→ GIVEN INSTRUCTION:
The entire listing is to be repeated verbatim.

→ Figure collection entries:
— BEGIN —
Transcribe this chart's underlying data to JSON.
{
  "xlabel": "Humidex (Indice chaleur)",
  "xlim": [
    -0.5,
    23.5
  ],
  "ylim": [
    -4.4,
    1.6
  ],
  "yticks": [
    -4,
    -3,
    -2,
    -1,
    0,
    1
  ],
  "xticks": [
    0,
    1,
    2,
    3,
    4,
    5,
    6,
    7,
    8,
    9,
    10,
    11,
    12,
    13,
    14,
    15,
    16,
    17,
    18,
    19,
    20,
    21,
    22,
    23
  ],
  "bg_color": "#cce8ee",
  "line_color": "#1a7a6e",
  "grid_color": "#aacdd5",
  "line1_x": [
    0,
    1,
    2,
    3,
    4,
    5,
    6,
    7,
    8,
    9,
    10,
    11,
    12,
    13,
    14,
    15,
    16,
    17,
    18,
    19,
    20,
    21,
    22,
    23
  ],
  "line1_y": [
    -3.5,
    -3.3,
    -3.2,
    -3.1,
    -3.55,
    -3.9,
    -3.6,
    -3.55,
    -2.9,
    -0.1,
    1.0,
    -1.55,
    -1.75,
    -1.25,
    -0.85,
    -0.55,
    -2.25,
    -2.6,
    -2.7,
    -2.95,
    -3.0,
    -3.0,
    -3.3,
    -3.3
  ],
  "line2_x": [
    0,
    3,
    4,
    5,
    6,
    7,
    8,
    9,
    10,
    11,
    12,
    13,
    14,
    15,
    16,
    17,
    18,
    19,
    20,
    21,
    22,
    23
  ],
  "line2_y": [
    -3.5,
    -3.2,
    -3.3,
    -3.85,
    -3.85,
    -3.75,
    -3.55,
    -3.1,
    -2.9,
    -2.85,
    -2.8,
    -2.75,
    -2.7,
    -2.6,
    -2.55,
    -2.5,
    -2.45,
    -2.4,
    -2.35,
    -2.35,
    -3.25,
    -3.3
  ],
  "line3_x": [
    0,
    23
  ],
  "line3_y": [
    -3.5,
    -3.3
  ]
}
— END —
→ ANSWER:
Transcribe this chart's underlying data to JSON.
{
  "xlabel": "Humidex (Indice chaleur)",
  "xlim": [
    -0.5,
    23.5
  ],
  "ylim": [
    -4.4,
    1.6
  ],
  "yticks": [
    -4,
    -3,
    -2,
    -1,
    0,
    1
  ],
  "xticks": [
    0,
    1,
    2,
    3,
    4,
    5,
    6,
    7,
    8,
    9,
    10,
    11,
    12,
    13,
    14,
    15,
    16,
    17,
    18,
    19,
    20,
    21,
    22,
    23
  ],
  "bg_color": "#cce8ee",
  "line_color": "#1a7a6e",
  "grid_color": "#aacdd5",
  "line1_x": [
    0,
    1,
    2,
    3,
    4,
    5,
    6,
    7,
    8,
    9,
    10,
    11,
    12,
    13,
    14,
    15,
    16,
    17,
    18,
    19,
    20,
    21,
    22,
    23
  ],
  "line1_y": [
    -3.5,
    -3.3,
    -3.2,
    -3.1,
    -3.55,
    -3.9,
    -3.6,
    -3.55,
    -2.9,
    -0.1,
    1.0,
    -1.55,
    -1.75,
    -1.25,
    -0.85,
    -0.55,
    -2.25,
    -2.6,
    -2.7,
    -2.95,
    -3.0,
    -3.0,
    -3.3,
    -3.3
  ],
  "line2_x": [
    0,
    3,
    4,
    5,
    6,
    7,
    8,
    9,
    10,
    11,
    12,
    13,
    14,
    15,
    16,
    17,
    18,
    19,
    20,
    21,
    22,
    23
  ],
  "line2_y": [
    -3.5,
    -3.2,
    -3.3,
    -3.85,
    -3.85,
    -3.75,
    -3.55,
    -3.1,
    -2.9,
    -2.85,
    -2.8,
    -2.75,
    -2.7,
    -2.6,
    -2.55,
    -2.5,
    -2.45,
    -2.4,
    -2.35,
    -2.35,
    -3.25,
    -3.3
  ],
  "line3_x": [
    0,
    23
  ],
  "line3_y": [
    -3.5,
    -3.3
  ]
}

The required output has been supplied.